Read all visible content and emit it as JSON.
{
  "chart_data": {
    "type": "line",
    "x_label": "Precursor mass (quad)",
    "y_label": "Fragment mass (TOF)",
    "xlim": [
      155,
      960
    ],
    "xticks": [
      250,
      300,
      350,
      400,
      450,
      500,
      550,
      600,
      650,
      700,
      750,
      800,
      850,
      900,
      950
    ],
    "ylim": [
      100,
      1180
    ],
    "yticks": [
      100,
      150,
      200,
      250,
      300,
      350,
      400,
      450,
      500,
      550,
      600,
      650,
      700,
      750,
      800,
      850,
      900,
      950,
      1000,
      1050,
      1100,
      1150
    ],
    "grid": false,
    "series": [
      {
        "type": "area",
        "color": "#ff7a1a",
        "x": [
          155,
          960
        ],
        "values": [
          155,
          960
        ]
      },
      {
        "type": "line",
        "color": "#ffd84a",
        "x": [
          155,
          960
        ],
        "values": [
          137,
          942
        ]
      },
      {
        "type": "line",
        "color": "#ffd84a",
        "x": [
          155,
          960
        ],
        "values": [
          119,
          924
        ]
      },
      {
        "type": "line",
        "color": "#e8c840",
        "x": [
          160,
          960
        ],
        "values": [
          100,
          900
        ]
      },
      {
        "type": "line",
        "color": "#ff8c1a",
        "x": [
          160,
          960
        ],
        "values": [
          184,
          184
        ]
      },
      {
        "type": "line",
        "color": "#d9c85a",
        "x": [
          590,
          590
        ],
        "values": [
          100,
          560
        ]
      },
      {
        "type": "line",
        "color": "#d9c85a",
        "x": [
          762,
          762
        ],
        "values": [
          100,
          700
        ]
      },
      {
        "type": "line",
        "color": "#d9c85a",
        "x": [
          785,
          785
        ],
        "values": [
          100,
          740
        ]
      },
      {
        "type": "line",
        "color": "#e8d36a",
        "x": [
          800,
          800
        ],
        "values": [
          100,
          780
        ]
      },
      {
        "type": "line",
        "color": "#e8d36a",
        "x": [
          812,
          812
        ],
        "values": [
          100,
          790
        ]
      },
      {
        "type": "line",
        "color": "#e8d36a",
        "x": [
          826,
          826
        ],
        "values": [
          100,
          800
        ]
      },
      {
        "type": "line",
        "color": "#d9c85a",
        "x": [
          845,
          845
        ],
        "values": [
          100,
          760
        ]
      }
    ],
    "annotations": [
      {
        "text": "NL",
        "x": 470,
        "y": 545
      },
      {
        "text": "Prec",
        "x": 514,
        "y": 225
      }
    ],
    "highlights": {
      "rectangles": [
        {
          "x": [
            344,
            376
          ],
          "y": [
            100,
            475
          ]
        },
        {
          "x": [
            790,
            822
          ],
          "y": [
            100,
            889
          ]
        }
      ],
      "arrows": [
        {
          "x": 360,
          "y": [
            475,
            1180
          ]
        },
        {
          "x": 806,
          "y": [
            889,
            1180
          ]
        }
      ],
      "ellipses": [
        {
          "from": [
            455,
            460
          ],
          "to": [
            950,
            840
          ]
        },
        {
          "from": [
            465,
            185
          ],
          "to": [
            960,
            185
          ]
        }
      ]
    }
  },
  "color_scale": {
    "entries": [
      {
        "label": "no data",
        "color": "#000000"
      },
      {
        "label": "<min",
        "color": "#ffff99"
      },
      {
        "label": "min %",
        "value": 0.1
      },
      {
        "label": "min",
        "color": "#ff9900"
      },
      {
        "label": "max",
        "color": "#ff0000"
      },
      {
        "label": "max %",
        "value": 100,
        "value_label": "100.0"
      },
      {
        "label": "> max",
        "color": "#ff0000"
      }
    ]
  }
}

====

_To be done_
Take every line from the data above that holds "mass" and copy it out.

_Response_
    "x_label": "Precursor mass (quad)",
    "y_label": "Fragment mass (TOF)",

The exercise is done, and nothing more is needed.